Aim of the exercise: Carry none of the pictures over; set down the material below exactly.
------ Records supplied ------
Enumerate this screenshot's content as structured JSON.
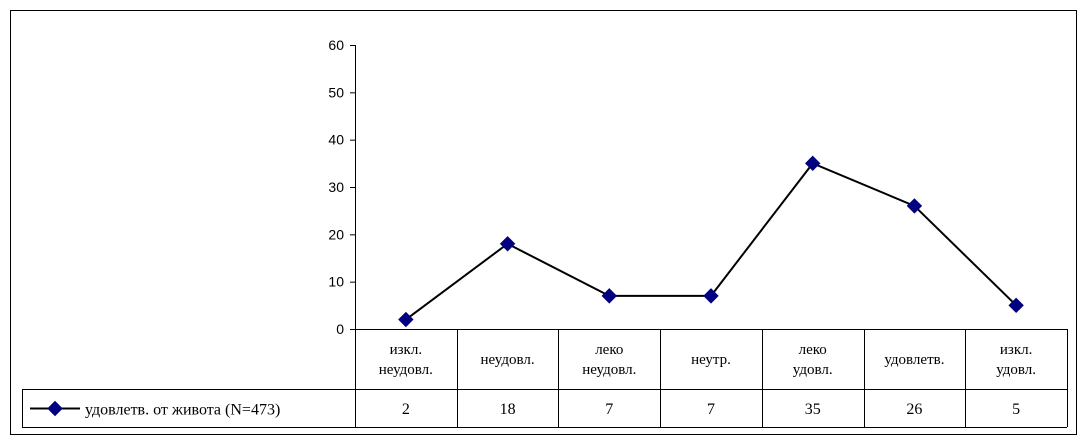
{
  "chart_data": {
    "type": "line",
    "categories": [
      [
        "изкл.",
        "неудовл."
      ],
      [
        "неудовл."
      ],
      [
        "леко",
        "неудовл."
      ],
      [
        "неутр."
      ],
      [
        "леко",
        "удовл."
      ],
      [
        "удовлетв."
      ],
      [
        "изкл.",
        "удовл."
      ]
    ],
    "series": [
      {
        "name": "удовлетв. от живота (N=473)",
        "values": [
          2,
          18,
          7,
          7,
          35,
          26,
          5
        ],
        "color": "#000080"
      }
    ],
    "value_labels": [
      "2",
      "18",
      "7",
      "7",
      "35",
      "26",
      "5"
    ],
    "yticks": [
      "0",
      "10",
      "20",
      "30",
      "40",
      "50",
      "60"
    ],
    "ylim": [
      0,
      60
    ],
    "grid": false,
    "legend": "bottom-left, inside data table",
    "data_table": true
  }
}
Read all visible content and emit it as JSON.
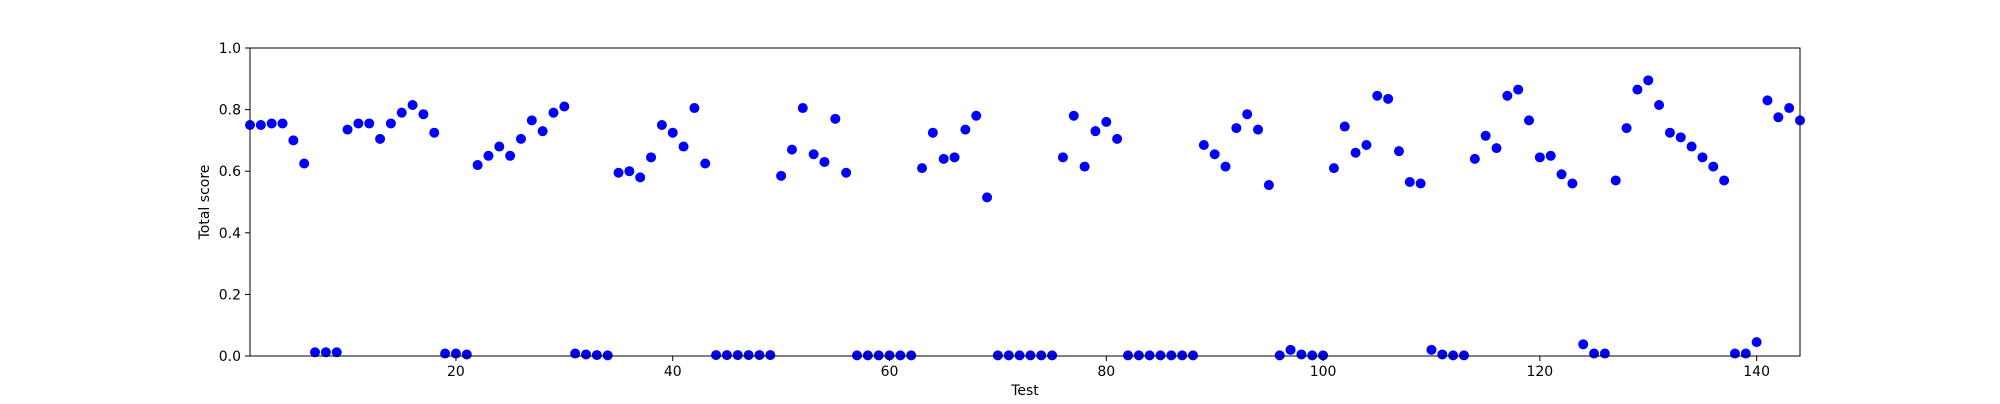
{
  "chart_data": {
    "type": "scatter",
    "title": "",
    "xlabel": "Test",
    "ylabel": "Total score",
    "xlim": [
      1,
      144
    ],
    "ylim": [
      0.0,
      1.0
    ],
    "xticks": [
      20,
      40,
      60,
      80,
      100,
      120,
      140
    ],
    "yticks": [
      0.0,
      0.2,
      0.4,
      0.6,
      0.8,
      1.0
    ],
    "xtick_labels": [
      "20",
      "40",
      "60",
      "80",
      "100",
      "120",
      "140"
    ],
    "ytick_labels": [
      "0.0",
      "0.2",
      "0.4",
      "0.6",
      "0.8",
      "1.0"
    ],
    "grid": false,
    "legend": "none",
    "marker_color": "#0000ff",
    "series": [
      {
        "x": [
          1,
          2,
          3,
          4,
          5,
          6,
          7,
          8,
          9,
          10,
          11,
          12,
          13,
          14,
          15,
          16,
          17,
          18,
          19,
          20,
          21,
          22,
          23,
          24,
          25,
          26,
          27,
          28,
          29,
          30,
          31,
          32,
          33,
          34,
          35,
          36,
          37,
          38,
          39,
          40,
          41,
          42,
          43,
          44,
          45,
          46,
          47,
          48,
          49,
          50,
          51,
          52,
          53,
          54,
          55,
          56,
          57,
          58,
          59,
          60,
          61,
          62,
          63,
          64,
          65,
          66,
          67,
          68,
          69,
          70,
          71,
          72,
          73,
          74,
          75,
          76,
          77,
          78,
          79,
          80,
          81,
          82,
          83,
          84,
          85,
          86,
          87,
          88,
          89,
          90,
          91,
          92,
          93,
          94,
          95,
          96,
          97,
          98,
          99,
          100,
          101,
          102,
          103,
          104,
          105,
          106,
          107,
          108,
          109,
          110,
          111,
          112,
          113,
          114,
          115,
          116,
          117,
          118,
          119,
          120,
          121,
          122,
          123,
          124,
          125,
          126,
          127,
          128,
          129,
          130,
          131,
          132,
          133,
          134,
          135,
          136,
          137,
          138,
          139,
          140,
          141,
          142,
          143,
          144
        ],
        "y": [
          0.75,
          0.75,
          0.755,
          0.755,
          0.7,
          0.625,
          0.012,
          0.012,
          0.012,
          0.735,
          0.755,
          0.755,
          0.705,
          0.755,
          0.79,
          0.815,
          0.785,
          0.725,
          0.008,
          0.008,
          0.005,
          0.62,
          0.65,
          0.68,
          0.65,
          0.705,
          0.765,
          0.73,
          0.79,
          0.81,
          0.008,
          0.005,
          0.003,
          0.002,
          0.595,
          0.6,
          0.58,
          0.645,
          0.75,
          0.725,
          0.68,
          0.805,
          0.625,
          0.003,
          0.003,
          0.003,
          0.003,
          0.003,
          0.003,
          0.585,
          0.67,
          0.805,
          0.655,
          0.63,
          0.77,
          0.595,
          0.002,
          0.002,
          0.002,
          0.002,
          0.002,
          0.002,
          0.61,
          0.725,
          0.64,
          0.645,
          0.735,
          0.78,
          0.515,
          0.002,
          0.002,
          0.002,
          0.002,
          0.002,
          0.002,
          0.645,
          0.78,
          0.615,
          0.73,
          0.76,
          0.705,
          0.002,
          0.002,
          0.002,
          0.002,
          0.002,
          0.002,
          0.002,
          0.685,
          0.655,
          0.615,
          0.74,
          0.785,
          0.735,
          0.555,
          0.002,
          0.02,
          0.005,
          0.002,
          0.002,
          0.61,
          0.745,
          0.66,
          0.685,
          0.845,
          0.835,
          0.665,
          0.565,
          0.56,
          0.02,
          0.005,
          0.002,
          0.002,
          0.64,
          0.715,
          0.675,
          0.845,
          0.865,
          0.765,
          0.645,
          0.65,
          0.59,
          0.56,
          0.038,
          0.008,
          0.008,
          0.57,
          0.74,
          0.865,
          0.895,
          0.815,
          0.725,
          0.71,
          0.68,
          0.645,
          0.615,
          0.57,
          0.008,
          0.008,
          0.045,
          0.83,
          0.775,
          0.805,
          0.765
        ]
      }
    ]
  }
}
------
Final result:
Enumerate this screenshot's content as structured JSON.
{
  "chart_data": {
    "type": "line",
    "categories": [
      [
        "изкл.",
        "неудовл."
      ],
      [
        "неудовл."
      ],
      [
        "леко",
        "неудовл."
      ],
      [
        "неутр."
      ],
      [
        "леко",
        "удовл."
      ],
      [
        "удовлетв."
      ],
      [
        "изкл.",
        "удовл."
      ]
    ],
    "series": [
      {
        "name": "удовлетв. от живота (N=473)",
        "values": [
          2,
          18,
          7,
          7,
          35,
          26,
          5
        ],
        "color": "#000080"
      }
    ],
    "value_labels": [
      "2",
      "18",
      "7",
      "7",
      "35",
      "26",
      "5"
    ],
    "yticks": [
      "0",
      "10",
      "20",
      "30",
      "40",
      "50",
      "60"
    ],
    "ylim": [
      0,
      60
    ],
    "grid": false,
    "legend": "bottom-left, inside data table",
    "data_table": true
  }
}
Read all visible content and emit it as JSON.
{
  "chart_data": {
    "type": "scatter",
    "title": "",
    "xlabel": "Test",
    "ylabel": "Total score",
    "xlim": [
      1,
      144
    ],
    "ylim": [
      0.0,
      1.0
    ],
    "xticks": [
      20,
      40,
      60,
      80,
      100,
      120,
      140
    ],
    "yticks": [
      0.0,
      0.2,
      0.4,
      0.6,
      0.8,
      1.0
    ],
    "xtick_labels": [
      "20",
      "40",
      "60",
      "80",
      "100",
      "120",
      "140"
    ],
    "ytick_labels": [
      "0.0",
      "0.2",
      "0.4",
      "0.6",
      "0.8",
      "1.0"
    ],
    "grid": false,
    "legend": "none",
    "marker_color": "#0000ff",
    "series": [
      {
        "x": [
          1,
          2,
          3,
          4,
          5,
          6,
          7,
          8,
          9,
          10,
          11,
          12,
          13,
          14,
          15,
          16,
          17,
          18,
          19,
          20,
          21,
          22,
          23,
          24,
          25,
          26,
          27,
          28,
          29,
          30,
          31,
          32,
          33,
          34,
          35,
          36,
          37,
          38,
          39,
          40,
          41,
          42,
          43,
          44,
          45,
          46,
          47,
          48,
          49,
          50,
          51,
          52,
          53,
          54,
          55,
          56,
          57,
          58,
          59,
          60,
          61,
          62,
          63,
          64,
          65,
          66,
          67,
          68,
          69,
          70,
          71,
          72,
          73,
          74,
          75,
          76,
          77,
          78,
          79,
          80,
          81,
          82,
          83,
          84,
          85,
          86,
          87,
          88,
          89,
          90,
          91,
          92,
          93,
          94,
          95,
          96,
          97,
          98,
          99,
          100,
          101,
          102,
          103,
          104,
          105,
          106,
          107,
          108,
          109,
          110,
          111,
          112,
          113,
          114,
          115,
          116,
          117,
          118,
          119,
          120,
          121,
          122,
          123,
          124,
          125,
          126,
          127,
          128,
          129,
          130,
          131,
          132,
          133,
          134,
          135,
          136,
          137,
          138,
          139,
          140,
          141,
          142,
          143,
          144
        ],
        "y": [
          0.75,
          0.75,
          0.755,
          0.755,
          0.7,
          0.625,
          0.012,
          0.012,
          0.012,
          0.735,
          0.755,
          0.755,
          0.705,
          0.755,
          0.79,
          0.815,
          0.785,
          0.725,
          0.008,
          0.008,
          0.005,
          0.62,
          0.65,
          0.68,
          0.65,
          0.705,
          0.765,
          0.73,
          0.79,
          0.81,
          0.008,
          0.005,
          0.003,
          0.002,
          0.595,
          0.6,
          0.58,
          0.645,
          0.75,
          0.725,
          0.68,
          0.805,
          0.625,
          0.003,
          0.003,
          0.003,
          0.003,
          0.003,
          0.003,
          0.585,
          0.67,
          0.805,
          0.655,
          0.63,
          0.77,
          0.595,
          0.002,
          0.002,
          0.002,
          0.002,
          0.002,
          0.002,
          0.61,
          0.725,
          0.64,
          0.645,
          0.735,
          0.78,
          0.515,
          0.002,
          0.002,
          0.002,
          0.002,
          0.002,
          0.002,
          0.645,
          0.78,
          0.615,
          0.73,
          0.76,
          0.705,
          0.002,
          0.002,
          0.002,
          0.002,
          0.002,
          0.002,
          0.002,
          0.685,
          0.655,
          0.615,
          0.74,
          0.785,
          0.735,
          0.555,
          0.002,
          0.02,
          0.005,
          0.002,
          0.002,
          0.61,
          0.745,
          0.66,
          0.685,
          0.845,
          0.835,
          0.665,
          0.565,
          0.56,
          0.02,
          0.005,
          0.002,
          0.002,
          0.64,
          0.715,
          0.675,
          0.845,
          0.865,
          0.765,
          0.645,
          0.65,
          0.59,
          0.56,
          0.038,
          0.008,
          0.008,
          0.57,
          0.74,
          0.865,
          0.895,
          0.815,
          0.725,
          0.71,
          0.68,
          0.645,
          0.615,
          0.57,
          0.008,
          0.008,
          0.045,
          0.83,
          0.775,
          0.805,
          0.765
        ]
      }
    ]
  }
}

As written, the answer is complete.